● PROBLEM REQUIREMENTS
Read the listing and extract each line that includes the word "Accuracy".

● GIVEN DATA
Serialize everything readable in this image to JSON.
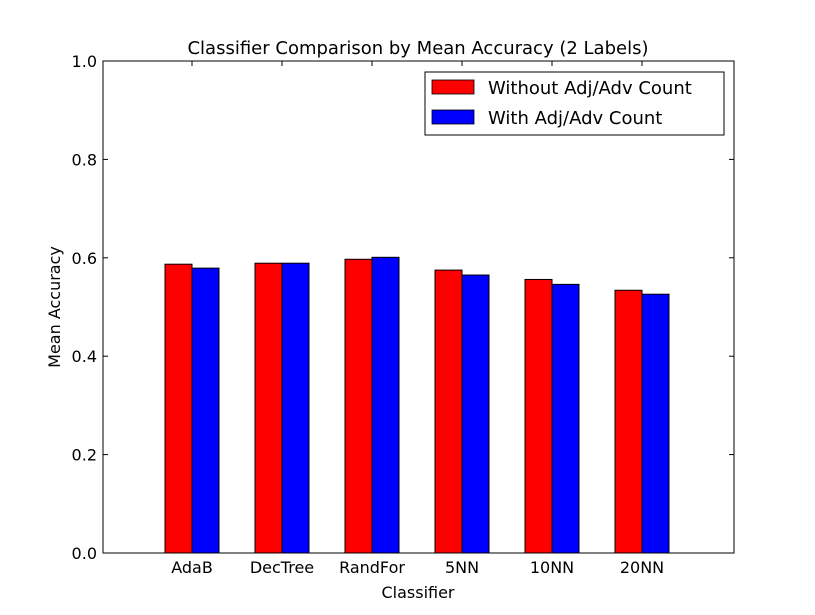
{
  "chart_data": {
    "type": "bar",
    "title": "Classifier Comparison by Mean Accuracy (2 Labels)",
    "xlabel": "Classifier",
    "ylabel": "Mean Accuracy",
    "ylim": [
      0,
      1.0
    ],
    "yticks": [
      "0.0",
      "0.2",
      "0.4",
      "0.6",
      "0.8",
      "1.0"
    ],
    "categories": [
      "AdaB",
      "DecTree",
      "RandFor",
      "5NN",
      "10NN",
      "20NN"
    ],
    "series": [
      {
        "name": "Without Adj/Adv Count",
        "color": "#ff0000",
        "values": [
          0.587,
          0.589,
          0.597,
          0.575,
          0.556,
          0.534
        ]
      },
      {
        "name": "With Adj/Adv Count",
        "color": "#0000ff",
        "values": [
          0.579,
          0.589,
          0.601,
          0.565,
          0.546,
          0.526
        ]
      }
    ],
    "legend_position": "top-right",
    "grid": false
  }
}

● THE RESULT
    "title": "Classifier Comparison by Mean Accuracy (2 Labels)",
    "ylabel": "Mean Accuracy",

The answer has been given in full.